• **Exercise goal**
In this exercise, reproduce all the entries that follow exactly.

Figure data in JSON:
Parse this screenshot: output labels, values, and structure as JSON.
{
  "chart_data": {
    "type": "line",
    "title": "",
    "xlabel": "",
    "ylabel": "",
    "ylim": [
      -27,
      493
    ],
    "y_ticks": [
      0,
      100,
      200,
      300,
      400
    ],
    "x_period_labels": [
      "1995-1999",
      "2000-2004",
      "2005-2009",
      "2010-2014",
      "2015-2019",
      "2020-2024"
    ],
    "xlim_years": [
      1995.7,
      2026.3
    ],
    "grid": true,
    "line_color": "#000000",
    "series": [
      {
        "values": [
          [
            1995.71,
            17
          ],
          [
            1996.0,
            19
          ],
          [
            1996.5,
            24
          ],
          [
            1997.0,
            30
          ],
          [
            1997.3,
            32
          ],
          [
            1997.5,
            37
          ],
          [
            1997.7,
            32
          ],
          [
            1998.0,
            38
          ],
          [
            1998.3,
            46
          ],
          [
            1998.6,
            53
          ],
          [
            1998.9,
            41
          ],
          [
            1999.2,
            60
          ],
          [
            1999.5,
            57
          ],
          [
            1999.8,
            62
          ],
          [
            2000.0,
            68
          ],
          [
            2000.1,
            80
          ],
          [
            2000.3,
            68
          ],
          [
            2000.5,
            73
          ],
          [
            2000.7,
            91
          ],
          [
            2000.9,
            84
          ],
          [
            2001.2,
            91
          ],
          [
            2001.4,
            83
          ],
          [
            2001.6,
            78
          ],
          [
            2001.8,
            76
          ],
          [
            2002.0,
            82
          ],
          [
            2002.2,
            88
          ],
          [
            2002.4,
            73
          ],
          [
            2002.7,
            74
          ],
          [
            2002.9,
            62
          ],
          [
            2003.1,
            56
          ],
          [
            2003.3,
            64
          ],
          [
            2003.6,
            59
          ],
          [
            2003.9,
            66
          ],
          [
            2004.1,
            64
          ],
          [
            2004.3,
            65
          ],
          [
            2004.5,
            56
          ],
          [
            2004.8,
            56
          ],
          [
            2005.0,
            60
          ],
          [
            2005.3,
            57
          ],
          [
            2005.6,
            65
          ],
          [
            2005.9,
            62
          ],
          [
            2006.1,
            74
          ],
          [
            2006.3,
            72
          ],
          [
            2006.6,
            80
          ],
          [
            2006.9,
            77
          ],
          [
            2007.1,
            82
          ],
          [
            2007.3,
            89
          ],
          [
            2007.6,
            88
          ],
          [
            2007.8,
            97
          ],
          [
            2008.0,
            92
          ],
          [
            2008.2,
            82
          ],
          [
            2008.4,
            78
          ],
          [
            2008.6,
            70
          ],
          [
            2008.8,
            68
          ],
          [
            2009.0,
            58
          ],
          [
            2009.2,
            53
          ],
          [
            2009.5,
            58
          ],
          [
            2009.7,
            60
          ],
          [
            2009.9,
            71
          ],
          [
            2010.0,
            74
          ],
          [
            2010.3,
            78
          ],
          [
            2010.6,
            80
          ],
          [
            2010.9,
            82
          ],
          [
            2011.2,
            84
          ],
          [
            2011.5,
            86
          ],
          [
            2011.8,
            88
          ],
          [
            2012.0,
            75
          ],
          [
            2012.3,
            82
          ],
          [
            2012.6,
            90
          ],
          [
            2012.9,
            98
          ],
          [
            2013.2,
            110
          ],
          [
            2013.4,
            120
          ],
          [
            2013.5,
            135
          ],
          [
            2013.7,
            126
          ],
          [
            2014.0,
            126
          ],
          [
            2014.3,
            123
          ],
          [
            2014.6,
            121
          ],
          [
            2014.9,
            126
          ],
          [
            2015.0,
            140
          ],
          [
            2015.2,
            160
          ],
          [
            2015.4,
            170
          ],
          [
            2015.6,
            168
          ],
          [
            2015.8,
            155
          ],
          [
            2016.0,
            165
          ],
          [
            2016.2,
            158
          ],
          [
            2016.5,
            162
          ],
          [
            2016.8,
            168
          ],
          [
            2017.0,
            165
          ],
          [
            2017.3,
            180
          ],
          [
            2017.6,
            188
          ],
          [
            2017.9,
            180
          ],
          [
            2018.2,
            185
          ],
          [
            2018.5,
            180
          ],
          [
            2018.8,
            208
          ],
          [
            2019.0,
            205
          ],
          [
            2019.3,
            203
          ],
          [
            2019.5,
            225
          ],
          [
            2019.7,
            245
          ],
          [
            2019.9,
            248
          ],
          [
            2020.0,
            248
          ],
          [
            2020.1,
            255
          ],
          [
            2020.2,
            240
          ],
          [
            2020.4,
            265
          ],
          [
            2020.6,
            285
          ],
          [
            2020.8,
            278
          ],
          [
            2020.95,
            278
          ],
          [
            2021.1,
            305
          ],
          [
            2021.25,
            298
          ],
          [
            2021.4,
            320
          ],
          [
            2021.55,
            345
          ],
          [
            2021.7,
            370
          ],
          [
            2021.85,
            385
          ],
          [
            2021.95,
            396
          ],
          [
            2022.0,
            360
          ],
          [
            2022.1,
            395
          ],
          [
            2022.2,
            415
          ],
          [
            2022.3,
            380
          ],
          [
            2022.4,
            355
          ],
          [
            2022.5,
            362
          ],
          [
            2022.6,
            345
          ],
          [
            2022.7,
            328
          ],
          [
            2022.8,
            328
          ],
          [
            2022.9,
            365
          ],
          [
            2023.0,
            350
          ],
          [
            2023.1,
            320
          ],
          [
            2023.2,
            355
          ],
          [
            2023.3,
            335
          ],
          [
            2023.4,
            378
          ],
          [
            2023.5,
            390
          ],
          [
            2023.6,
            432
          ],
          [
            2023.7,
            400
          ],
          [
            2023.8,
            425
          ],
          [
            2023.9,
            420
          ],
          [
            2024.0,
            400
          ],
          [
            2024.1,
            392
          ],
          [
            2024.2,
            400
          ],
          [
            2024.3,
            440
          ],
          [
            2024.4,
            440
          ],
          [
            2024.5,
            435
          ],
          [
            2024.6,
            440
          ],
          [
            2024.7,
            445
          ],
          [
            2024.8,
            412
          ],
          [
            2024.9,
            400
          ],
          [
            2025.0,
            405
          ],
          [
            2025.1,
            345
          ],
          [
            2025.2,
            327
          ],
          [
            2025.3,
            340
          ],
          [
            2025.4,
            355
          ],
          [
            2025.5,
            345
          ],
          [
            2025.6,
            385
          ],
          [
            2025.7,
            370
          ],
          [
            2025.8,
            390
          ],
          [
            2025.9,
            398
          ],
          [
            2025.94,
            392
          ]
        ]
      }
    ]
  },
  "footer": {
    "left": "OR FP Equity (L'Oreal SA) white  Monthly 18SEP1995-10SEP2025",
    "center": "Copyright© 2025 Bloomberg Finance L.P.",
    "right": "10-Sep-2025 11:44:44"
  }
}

• **The solution**
Parse this screenshot: output labels, values, and structure as JSON.
{
  "chart_data": {
    "type": "line",
    "title": "",
    "xlabel": "",
    "ylabel": "",
    "ylim": [
      -27,
      493
    ],
    "y_ticks": [
      0,
      100,
      200,
      300,
      400
    ],
    "x_period_labels": [
      "1995-1999",
      "2000-2004",
      "2005-2009",
      "2010-2014",
      "2015-2019",
      "2020-2024"
    ],
    "xlim_years": [
      1995.7,
      2026.3
    ],
    "grid": true,
    "line_color": "#000000",
    "series": [
      {
        "values": [
          [
            1995.71,
            17
          ],
          [
            1996.0,
            19
          ],
          [
            1996.5,
            24
          ],
          [
            1997.0,
            30
          ],
          [
            1997.3,
            32
          ],
          [
            1997.5,
            37
          ],
          [
            1997.7,
            32
          ],
          [
            1998.0,
            38
          ],
          [
            1998.3,
            46
          ],
          [
            1998.6,
            53
          ],
          [
            1998.9,
            41
          ],
          [
            1999.2,
            60
          ],
          [
            1999.5,
            57
          ],
          [
            1999.8,
            62
          ],
          [
            2000.0,
            68
          ],
          [
            2000.1,
            80
          ],
          [
            2000.3,
            68
          ],
          [
            2000.5,
            73
          ],
          [
            2000.7,
            91
          ],
          [
            2000.9,
            84
          ],
          [
            2001.2,
            91
          ],
          [
            2001.4,
            83
          ],
          [
            2001.6,
            78
          ],
          [
            2001.8,
            76
          ],
          [
            2002.0,
            82
          ],
          [
            2002.2,
            88
          ],
          [
            2002.4,
            73
          ],
          [
            2002.7,
            74
          ],
          [
            2002.9,
            62
          ],
          [
            2003.1,
            56
          ],
          [
            2003.3,
            64
          ],
          [
            2003.6,
            59
          ],
          [
            2003.9,
            66
          ],
          [
            2004.1,
            64
          ],
          [
            2004.3,
            65
          ],
          [
            2004.5,
            56
          ],
          [
            2004.8,
            56
          ],
          [
            2005.0,
            60
          ],
          [
            2005.3,
            57
          ],
          [
            2005.6,
            65
          ],
          [
            2005.9,
            62
          ],
          [
            2006.1,
            74
          ],
          [
            2006.3,
            72
          ],
          [
            2006.6,
            80
          ],
          [
            2006.9,
            77
          ],
          [
            2007.1,
            82
          ],
          [
            2007.3,
            89
          ],
          [
            2007.6,
            88
          ],
          [
            2007.8,
            97
          ],
          [
            2008.0,
            92
          ],
          [
            2008.2,
            82
          ],
          [
            2008.4,
            78
          ],
          [
            2008.6,
            70
          ],
          [
            2008.8,
            68
          ],
          [
            2009.0,
            58
          ],
          [
            2009.2,
            53
          ],
          [
            2009.5,
            58
          ],
          [
            2009.7,
            60
          ],
          [
            2009.9,
            71
          ],
          [
            2010.0,
            74
          ],
          [
            2010.3,
            78
          ],
          [
            2010.6,
            80
          ],
          [
            2010.9,
            82
          ],
          [
            2011.2,
            84
          ],
          [
            2011.5,
            86
          ],
          [
            2011.8,
            88
          ],
          [
            2012.0,
            75
          ],
          [
            2012.3,
            82
          ],
          [
            2012.6,
            90
          ],
          [
            2012.9,
            98
          ],
          [
            2013.2,
            110
          ],
          [
            2013.4,
            120
          ],
          [
            2013.5,
            135
          ],
          [
            2013.7,
            126
          ],
          [
            2014.0,
            126
          ],
          [
            2014.3,
            123
          ],
          [
            2014.6,
            121
          ],
          [
            2014.9,
            126
          ],
          [
            2015.0,
            140
          ],
          [
            2015.2,
            160
          ],
          [
            2015.4,
            170
          ],
          [
            2015.6,
            168
          ],
          [
            2015.8,
            155
          ],
          [
            2016.0,
            165
          ],
          [
            2016.2,
            158
          ],
          [
            2016.5,
            162
          ],
          [
            2016.8,
            168
          ],
          [
            2017.0,
            165
          ],
          [
            2017.3,
            180
          ],
          [
            2017.6,
            188
          ],
          [
            2017.9,
            180
          ],
          [
            2018.2,
            185
          ],
          [
            2018.5,
            180
          ],
          [
            2018.8,
            208
          ],
          [
            2019.0,
            205
          ],
          [
            2019.3,
            203
          ],
          [
            2019.5,
            225
          ],
          [
            2019.7,
            245
          ],
          [
            2019.9,
            248
          ],
          [
            2020.0,
            248
          ],
          [
            2020.1,
            255
          ],
          [
            2020.2,
            240
          ],
          [
            2020.4,
            265
          ],
          [
            2020.6,
            285
          ],
          [
            2020.8,
            278
          ],
          [
            2020.95,
            278
          ],
          [
            2021.1,
            305
          ],
          [
            2021.25,
            298
          ],
          [
            2021.4,
            320
          ],
          [
            2021.55,
            345
          ],
          [
            2021.7,
            370
          ],
          [
            2021.85,
            385
          ],
          [
            2021.95,
            396
          ],
          [
            2022.0,
            360
          ],
          [
            2022.1,
            395
          ],
          [
            2022.2,
            415
          ],
          [
            2022.3,
            380
          ],
          [
            2022.4,
            355
          ],
          [
            2022.5,
            362
          ],
          [
            2022.6,
            345
          ],
          [
            2022.7,
            328
          ],
          [
            2022.8,
            328
          ],
          [
            2022.9,
            365
          ],
          [
            2023.0,
            350
          ],
          [
            2023.1,
            320
          ],
          [
            2023.2,
            355
          ],
          [
            2023.3,
            335
          ],
          [
            2023.4,
            378
          ],
          [
            2023.5,
            390
          ],
          [
            2023.6,
            432
          ],
          [
            2023.7,
            400
          ],
          [
            2023.8,
            425
          ],
          [
            2023.9,
            420
          ],
          [
            2024.0,
            400
          ],
          [
            2024.1,
            392
          ],
          [
            2024.2,
            400
          ],
          [
            2024.3,
            440
          ],
          [
            2024.4,
            440
          ],
          [
            2024.5,
            435
          ],
          [
            2024.6,
            440
          ],
          [
            2024.7,
            445
          ],
          [
            2024.8,
            412
          ],
          [
            2024.9,
            400
          ],
          [
            2025.0,
            405
          ],
          [
            2025.1,
            345
          ],
          [
            2025.2,
            327
          ],
          [
            2025.3,
            340
          ],
          [
            2025.4,
            355
          ],
          [
            2025.5,
            345
          ],
          [
            2025.6,
            385
          ],
          [
            2025.7,
            370
          ],
          [
            2025.8,
            390
          ],
          [
            2025.9,
            398
          ],
          [
            2025.94,
            392
          ]
        ]
      }
    ]
  },
  "footer": {
    "left": "OR FP Equity (L'Oreal SA) white  Monthly 18SEP1995-10SEP2025",
    "center": "Copyright© 2025 Bloomberg Finance L.P.",
    "right": "10-Sep-2025 11:44:44"
  }
}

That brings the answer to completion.